** INSTRUCTION **
Report how many lines below contain the word "иных". Give only the number.

── RECORDED DATA

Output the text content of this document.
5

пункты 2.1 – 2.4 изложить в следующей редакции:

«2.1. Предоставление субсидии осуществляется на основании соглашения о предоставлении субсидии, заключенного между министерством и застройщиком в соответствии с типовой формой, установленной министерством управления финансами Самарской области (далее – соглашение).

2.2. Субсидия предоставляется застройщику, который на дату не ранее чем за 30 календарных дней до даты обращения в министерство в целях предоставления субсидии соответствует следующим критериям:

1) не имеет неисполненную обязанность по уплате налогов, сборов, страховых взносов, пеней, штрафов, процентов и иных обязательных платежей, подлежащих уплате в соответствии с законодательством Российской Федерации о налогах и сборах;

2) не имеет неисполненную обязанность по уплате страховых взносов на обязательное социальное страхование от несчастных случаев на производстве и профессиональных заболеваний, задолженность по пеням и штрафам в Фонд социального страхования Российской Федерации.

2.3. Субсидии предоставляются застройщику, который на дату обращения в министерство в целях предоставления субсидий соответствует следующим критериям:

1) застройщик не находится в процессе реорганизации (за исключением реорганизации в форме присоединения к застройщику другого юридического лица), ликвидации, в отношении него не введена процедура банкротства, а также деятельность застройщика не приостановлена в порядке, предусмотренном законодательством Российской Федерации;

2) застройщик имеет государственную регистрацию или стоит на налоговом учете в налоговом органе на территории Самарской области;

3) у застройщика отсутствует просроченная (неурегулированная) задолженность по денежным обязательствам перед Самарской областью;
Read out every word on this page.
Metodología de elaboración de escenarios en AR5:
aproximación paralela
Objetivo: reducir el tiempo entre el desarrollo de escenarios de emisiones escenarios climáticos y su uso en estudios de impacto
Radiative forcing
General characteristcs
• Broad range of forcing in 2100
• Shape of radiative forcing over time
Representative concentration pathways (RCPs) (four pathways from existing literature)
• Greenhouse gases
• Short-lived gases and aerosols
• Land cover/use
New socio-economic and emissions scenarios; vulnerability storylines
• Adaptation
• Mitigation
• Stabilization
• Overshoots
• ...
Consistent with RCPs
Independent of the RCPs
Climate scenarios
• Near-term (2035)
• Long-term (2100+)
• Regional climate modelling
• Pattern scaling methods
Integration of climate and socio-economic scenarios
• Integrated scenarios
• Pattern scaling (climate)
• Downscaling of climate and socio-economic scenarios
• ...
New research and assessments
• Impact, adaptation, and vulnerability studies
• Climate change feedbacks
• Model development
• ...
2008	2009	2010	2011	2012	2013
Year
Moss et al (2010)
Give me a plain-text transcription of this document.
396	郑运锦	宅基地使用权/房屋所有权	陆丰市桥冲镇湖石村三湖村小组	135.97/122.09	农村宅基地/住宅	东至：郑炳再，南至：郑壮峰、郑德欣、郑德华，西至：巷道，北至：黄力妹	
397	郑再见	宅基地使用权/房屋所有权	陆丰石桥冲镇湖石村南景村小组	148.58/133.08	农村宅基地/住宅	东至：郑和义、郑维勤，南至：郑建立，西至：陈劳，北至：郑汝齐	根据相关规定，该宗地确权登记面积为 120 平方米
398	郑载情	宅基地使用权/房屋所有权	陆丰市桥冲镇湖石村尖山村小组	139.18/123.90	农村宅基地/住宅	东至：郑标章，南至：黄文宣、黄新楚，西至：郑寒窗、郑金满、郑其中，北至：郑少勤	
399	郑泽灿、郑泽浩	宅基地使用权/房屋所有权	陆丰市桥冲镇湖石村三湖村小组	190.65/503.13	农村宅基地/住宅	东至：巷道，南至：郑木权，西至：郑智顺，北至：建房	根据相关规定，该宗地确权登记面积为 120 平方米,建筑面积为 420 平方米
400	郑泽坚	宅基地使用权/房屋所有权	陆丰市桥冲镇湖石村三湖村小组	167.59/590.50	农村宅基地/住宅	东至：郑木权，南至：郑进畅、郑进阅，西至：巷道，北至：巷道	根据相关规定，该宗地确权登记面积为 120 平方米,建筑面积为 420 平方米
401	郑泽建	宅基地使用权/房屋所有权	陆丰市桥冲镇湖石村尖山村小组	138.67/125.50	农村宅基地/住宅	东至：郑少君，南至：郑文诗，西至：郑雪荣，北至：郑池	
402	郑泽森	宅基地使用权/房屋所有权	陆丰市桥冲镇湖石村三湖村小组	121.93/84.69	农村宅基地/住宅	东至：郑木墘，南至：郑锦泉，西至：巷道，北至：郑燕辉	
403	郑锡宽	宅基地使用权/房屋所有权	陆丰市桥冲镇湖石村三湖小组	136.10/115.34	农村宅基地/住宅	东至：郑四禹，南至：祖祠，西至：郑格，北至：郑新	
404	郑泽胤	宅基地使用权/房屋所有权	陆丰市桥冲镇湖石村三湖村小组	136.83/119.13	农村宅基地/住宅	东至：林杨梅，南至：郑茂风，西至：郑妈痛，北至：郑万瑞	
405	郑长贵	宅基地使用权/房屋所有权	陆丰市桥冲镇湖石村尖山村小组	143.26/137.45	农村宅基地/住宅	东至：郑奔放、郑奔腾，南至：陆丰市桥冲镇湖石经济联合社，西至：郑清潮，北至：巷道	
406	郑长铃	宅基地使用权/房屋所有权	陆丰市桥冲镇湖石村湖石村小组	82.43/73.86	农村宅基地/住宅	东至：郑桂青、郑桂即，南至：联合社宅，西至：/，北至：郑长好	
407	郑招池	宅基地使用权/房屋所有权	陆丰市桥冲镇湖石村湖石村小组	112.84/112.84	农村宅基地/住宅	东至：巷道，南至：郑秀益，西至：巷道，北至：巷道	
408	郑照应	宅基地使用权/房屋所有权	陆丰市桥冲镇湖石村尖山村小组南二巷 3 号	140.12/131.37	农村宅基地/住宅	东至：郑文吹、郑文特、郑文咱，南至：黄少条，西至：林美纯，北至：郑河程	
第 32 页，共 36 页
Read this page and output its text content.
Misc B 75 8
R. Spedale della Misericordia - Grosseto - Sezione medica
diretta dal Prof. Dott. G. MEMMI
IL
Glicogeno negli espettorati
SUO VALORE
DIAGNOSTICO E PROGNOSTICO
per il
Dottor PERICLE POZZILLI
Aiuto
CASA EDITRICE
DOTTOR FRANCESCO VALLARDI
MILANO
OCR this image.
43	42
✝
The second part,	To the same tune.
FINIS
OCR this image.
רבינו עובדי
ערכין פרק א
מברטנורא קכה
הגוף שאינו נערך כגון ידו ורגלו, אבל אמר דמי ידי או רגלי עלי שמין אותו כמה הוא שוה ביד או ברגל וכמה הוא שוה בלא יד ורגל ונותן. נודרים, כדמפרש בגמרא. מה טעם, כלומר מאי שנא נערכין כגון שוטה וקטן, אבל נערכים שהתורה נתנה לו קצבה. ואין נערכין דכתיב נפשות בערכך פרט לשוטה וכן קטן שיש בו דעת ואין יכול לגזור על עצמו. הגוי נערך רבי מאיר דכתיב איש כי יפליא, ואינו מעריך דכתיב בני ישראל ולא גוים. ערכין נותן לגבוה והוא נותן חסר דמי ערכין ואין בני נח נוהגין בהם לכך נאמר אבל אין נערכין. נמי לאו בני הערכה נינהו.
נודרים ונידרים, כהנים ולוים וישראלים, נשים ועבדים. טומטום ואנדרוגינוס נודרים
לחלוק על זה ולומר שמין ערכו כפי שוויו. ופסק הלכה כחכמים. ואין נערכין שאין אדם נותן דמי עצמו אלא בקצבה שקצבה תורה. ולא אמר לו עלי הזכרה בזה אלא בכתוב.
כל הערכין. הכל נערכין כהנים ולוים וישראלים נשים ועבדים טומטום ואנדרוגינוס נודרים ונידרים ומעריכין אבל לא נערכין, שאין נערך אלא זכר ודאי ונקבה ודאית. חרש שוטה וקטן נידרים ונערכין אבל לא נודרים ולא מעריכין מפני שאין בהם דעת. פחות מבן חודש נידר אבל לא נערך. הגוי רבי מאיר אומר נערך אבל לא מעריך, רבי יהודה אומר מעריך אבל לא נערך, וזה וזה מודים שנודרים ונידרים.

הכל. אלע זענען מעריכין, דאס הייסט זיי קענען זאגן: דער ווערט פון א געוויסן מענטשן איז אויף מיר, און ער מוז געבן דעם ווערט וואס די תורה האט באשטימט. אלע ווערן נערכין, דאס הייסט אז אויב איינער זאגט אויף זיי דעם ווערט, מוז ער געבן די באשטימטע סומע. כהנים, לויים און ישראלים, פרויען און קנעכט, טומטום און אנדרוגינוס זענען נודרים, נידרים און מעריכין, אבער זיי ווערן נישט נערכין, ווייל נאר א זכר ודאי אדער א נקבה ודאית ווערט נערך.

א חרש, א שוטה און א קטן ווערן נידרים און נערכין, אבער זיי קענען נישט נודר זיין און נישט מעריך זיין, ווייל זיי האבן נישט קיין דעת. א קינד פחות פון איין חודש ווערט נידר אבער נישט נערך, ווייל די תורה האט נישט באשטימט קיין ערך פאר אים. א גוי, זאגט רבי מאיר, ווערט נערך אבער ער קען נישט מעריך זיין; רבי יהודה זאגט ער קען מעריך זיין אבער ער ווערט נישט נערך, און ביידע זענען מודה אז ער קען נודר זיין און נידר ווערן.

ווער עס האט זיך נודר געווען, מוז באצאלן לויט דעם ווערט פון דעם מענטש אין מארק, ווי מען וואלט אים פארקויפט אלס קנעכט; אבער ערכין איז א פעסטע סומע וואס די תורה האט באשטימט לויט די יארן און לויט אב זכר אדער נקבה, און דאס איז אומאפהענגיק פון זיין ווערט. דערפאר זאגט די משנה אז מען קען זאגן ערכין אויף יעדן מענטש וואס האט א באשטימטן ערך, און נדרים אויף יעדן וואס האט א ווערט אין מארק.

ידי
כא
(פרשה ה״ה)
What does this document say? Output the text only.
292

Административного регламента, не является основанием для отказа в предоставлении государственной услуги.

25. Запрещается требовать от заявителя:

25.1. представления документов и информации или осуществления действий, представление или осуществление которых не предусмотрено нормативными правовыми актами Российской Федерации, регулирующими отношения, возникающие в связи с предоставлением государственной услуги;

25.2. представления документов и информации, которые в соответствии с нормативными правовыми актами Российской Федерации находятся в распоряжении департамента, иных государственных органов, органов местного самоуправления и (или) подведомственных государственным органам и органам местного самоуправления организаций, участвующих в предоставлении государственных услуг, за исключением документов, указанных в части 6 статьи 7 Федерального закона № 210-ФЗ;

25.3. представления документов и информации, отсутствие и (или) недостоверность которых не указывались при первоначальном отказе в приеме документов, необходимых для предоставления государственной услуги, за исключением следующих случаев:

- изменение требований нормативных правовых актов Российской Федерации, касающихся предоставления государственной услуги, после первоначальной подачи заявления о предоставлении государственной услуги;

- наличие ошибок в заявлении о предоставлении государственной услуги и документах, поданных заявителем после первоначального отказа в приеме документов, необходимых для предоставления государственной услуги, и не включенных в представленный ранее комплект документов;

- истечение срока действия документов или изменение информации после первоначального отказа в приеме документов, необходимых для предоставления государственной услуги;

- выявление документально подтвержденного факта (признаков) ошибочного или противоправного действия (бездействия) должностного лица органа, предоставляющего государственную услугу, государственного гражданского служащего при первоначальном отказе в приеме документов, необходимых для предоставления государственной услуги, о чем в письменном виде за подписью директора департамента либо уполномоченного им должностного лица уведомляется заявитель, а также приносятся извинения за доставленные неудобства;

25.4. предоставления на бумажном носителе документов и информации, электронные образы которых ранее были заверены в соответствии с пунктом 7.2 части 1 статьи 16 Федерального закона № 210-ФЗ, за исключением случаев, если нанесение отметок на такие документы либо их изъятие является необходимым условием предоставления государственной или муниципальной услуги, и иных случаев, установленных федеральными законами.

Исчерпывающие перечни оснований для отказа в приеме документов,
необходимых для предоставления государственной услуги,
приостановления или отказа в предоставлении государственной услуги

────

** TASK RESULT **
3